• **Work to be completed**
Reproduce the entries below with each "rose-icon" changed to "flower-icon", leaving everything else untouched and omitting the pictures.
------ Information supplied ------
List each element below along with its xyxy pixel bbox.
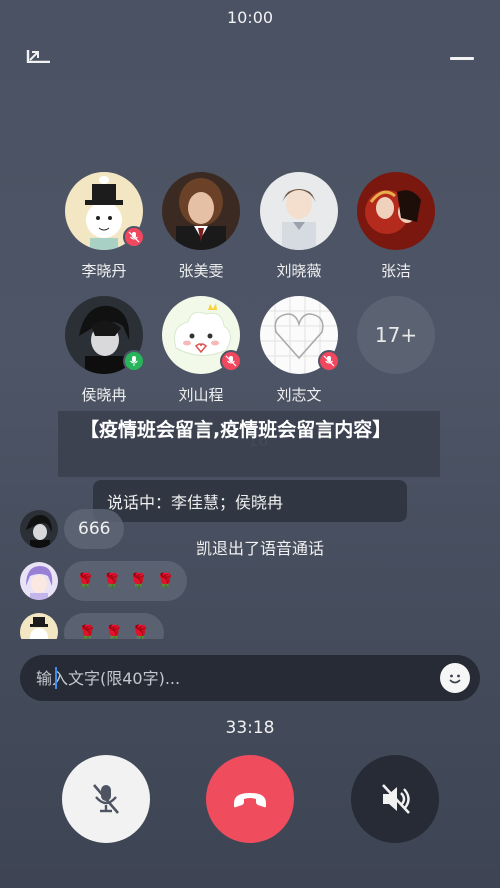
rose-icon: 🌹 <box>102 572 122 590</box>
member-hou-xiaoran[interactable]: 侯晓冉 <box>49 296 159 405</box>
minimize-window-icon[interactable] <box>26 48 52 64</box>
mic-muted-icon <box>318 350 340 372</box>
message-input[interactable] <box>20 655 440 701</box>
member-name: 刘志文 <box>276 386 322 404</box>
speaker-button[interactable] <box>351 755 439 843</box>
purple-anime-avatar[interactable] <box>20 562 58 600</box>
mic-muted-icon <box>220 350 242 372</box>
costume-drama-avatar <box>357 172 435 250</box>
mic-off-icon <box>93 784 119 814</box>
member-liu-zhiwen[interactable]: 刘志文 <box>244 296 354 405</box>
more-members-button[interactable]: 17+ <box>341 296 451 374</box>
member-zhang-meiwen[interactable]: 张美雯 <box>146 172 256 281</box>
member-name: 刘山程 <box>178 386 224 404</box>
rose-icon: 🌹 <box>78 624 97 639</box>
member-name: 张美雯 <box>178 262 224 280</box>
chat-message: 🌹 🌹 🌹 🌹 <box>20 561 187 601</box>
member-name: 李晓丹 <box>81 262 127 280</box>
member-li-xiaodan[interactable]: 李晓丹 <box>49 172 159 281</box>
speaking-label: 说话中：李佳慧；侯晓冉 <box>107 493 284 512</box>
emoji-icon <box>445 668 465 688</box>
member-liu-xiaowei[interactable]: 刘晓薇 <box>244 172 354 281</box>
menu-icon[interactable] <box>450 57 474 60</box>
rose-icon: 🌹 <box>131 624 151 639</box>
anime-boy-avatar <box>260 172 338 250</box>
mute-button[interactable] <box>62 755 150 843</box>
emoji-button[interactable] <box>440 663 470 693</box>
message-bubble: 🌹 🌹 🌹 <box>64 613 165 639</box>
speaking-indicator: 说话中：李佳慧；侯晓冉 <box>93 480 407 522</box>
call-timer: 33:18 <box>225 718 275 738</box>
hangup-icon <box>234 793 266 808</box>
message-bubble: 666 <box>64 509 125 549</box>
member-name: 刘晓薇 <box>276 262 322 280</box>
mic-muted-icon <box>123 226 145 248</box>
system-message-text: 凯退出了语音通话 <box>195 539 324 558</box>
speaker-off-icon <box>382 784 410 814</box>
chat-message: 🌹 🌹 🌹 <box>20 613 165 639</box>
bird-hat-avatar[interactable] <box>20 613 58 639</box>
message-bubble: 🌹 🌹 🌹 🌹 <box>64 561 187 601</box>
chat-message: 666 <box>20 509 125 549</box>
rose-icon: 🌹 <box>129 572 149 590</box>
dark-anime-avatar[interactable] <box>20 510 58 548</box>
text-caret <box>55 667 57 689</box>
member-name: 张洁 <box>380 262 411 280</box>
more-members-count[interactable]: 17+ <box>357 296 435 374</box>
member-name: 侯晓冉 <box>81 386 127 404</box>
rose-icon: 🌹 <box>104 624 124 639</box>
member-liu-shancheng[interactable]: 刘山程 <box>146 296 256 405</box>
hangup-button[interactable] <box>206 755 294 843</box>
status-time: 10:00 <box>226 8 274 27</box>
message-input-bar <box>20 655 480 701</box>
member-zhang-jie[interactable]: 张洁 <box>341 172 451 281</box>
rose-icon: 🌹 <box>76 572 95 590</box>
title-overlay: 【疫情班会留言,疫情班会留言内容】 <box>58 411 440 477</box>
mic-active-icon <box>123 350 145 372</box>
rose-icon: 🌹 <box>156 572 175 590</box>
message-text: 666 <box>78 519 111 539</box>
wizard-photo-avatar <box>162 172 240 250</box>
------
• **Answer for the task**
List each element below along with its xyxy pixel bbox.
flower-icon: 🌹 <box>102 572 122 590</box>
member-hou-xiaoran[interactable]: 侯晓冉 <box>49 296 159 405</box>
minimize-window-icon[interactable] <box>26 48 52 64</box>
mic-muted-icon <box>318 350 340 372</box>
message-input[interactable] <box>20 655 440 701</box>
member-name: 刘志文 <box>276 386 322 404</box>
speaker-button[interactable] <box>351 755 439 843</box>
purple-anime-avatar[interactable] <box>20 562 58 600</box>
mic-muted-icon <box>220 350 242 372</box>
costume-drama-avatar <box>357 172 435 250</box>
mic-off-icon <box>93 784 119 814</box>
member-liu-zhiwen[interactable]: 刘志文 <box>244 296 354 405</box>
more-members-button[interactable]: 17+ <box>341 296 451 374</box>
member-zhang-meiwen[interactable]: 张美雯 <box>146 172 256 281</box>
member-name: 刘山程 <box>178 386 224 404</box>
flower-icon: 🌹 <box>78 624 97 639</box>
member-name: 张美雯 <box>178 262 224 280</box>
chat-message: 🌹 🌹 🌹 🌹 <box>20 561 187 601</box>
member-name: 李晓丹 <box>81 262 127 280</box>
member-li-xiaodan[interactable]: 李晓丹 <box>49 172 159 281</box>
speaking-label: 说话中：李佳慧；侯晓冉 <box>107 493 284 512</box>
emoji-icon <box>445 668 465 688</box>
member-liu-xiaowei[interactable]: 刘晓薇 <box>244 172 354 281</box>
menu-icon[interactable] <box>450 57 474 60</box>
flower-icon: 🌹 <box>131 624 151 639</box>
anime-boy-avatar <box>260 172 338 250</box>
mute-button[interactable] <box>62 755 150 843</box>
emoji-button[interactable] <box>440 663 470 693</box>
message-bubble: 🌹 🌹 🌹 <box>64 613 165 639</box>
speaking-indicator: 说话中：李佳慧；侯晓冉 <box>93 480 407 522</box>
call-timer: 33:18 <box>225 718 275 738</box>
hangup-icon <box>234 793 266 808</box>
message-bubble: 666 <box>64 509 125 549</box>
member-name: 刘晓薇 <box>276 262 322 280</box>
mic-muted-icon <box>123 226 145 248</box>
system-message-text: 凯退出了语音通话 <box>195 539 324 558</box>
speaker-off-icon <box>382 784 410 814</box>
chat-message: 🌹 🌹 🌹 <box>20 613 165 639</box>
bird-hat-avatar[interactable] <box>20 613 58 639</box>
message-bubble: 🌹 🌹 🌹 🌹 <box>64 561 187 601</box>
chat-message: 666 <box>20 509 125 549</box>
flower-icon: 🌹 <box>129 572 149 590</box>
dark-anime-avatar[interactable] <box>20 510 58 548</box>
text-caret <box>55 667 57 689</box>
member-name: 张洁 <box>380 262 411 280</box>
more-members-count[interactable]: 17+ <box>357 296 435 374</box>
member-name: 侯晓冉 <box>81 386 127 404</box>
flower-icon: 🌹 <box>104 624 124 639</box>
member-liu-shancheng[interactable]: 刘山程 <box>146 296 256 405</box>
hangup-button[interactable] <box>206 755 294 843</box>
status-time: 10:00 <box>226 8 274 27</box>
message-input-bar <box>20 655 480 701</box>
member-zhang-jie[interactable]: 张洁 <box>341 172 451 281</box>
flower-icon: 🌹 <box>76 572 95 590</box>
title-overlay: 【疫情班会留言,疫情班会留言内容】 <box>58 411 440 477</box>
mic-active-icon <box>123 350 145 372</box>
flower-icon: 🌹 <box>156 572 175 590</box>
message-text: 666 <box>78 519 111 539</box>
wizard-photo-avatar <box>162 172 240 250</box>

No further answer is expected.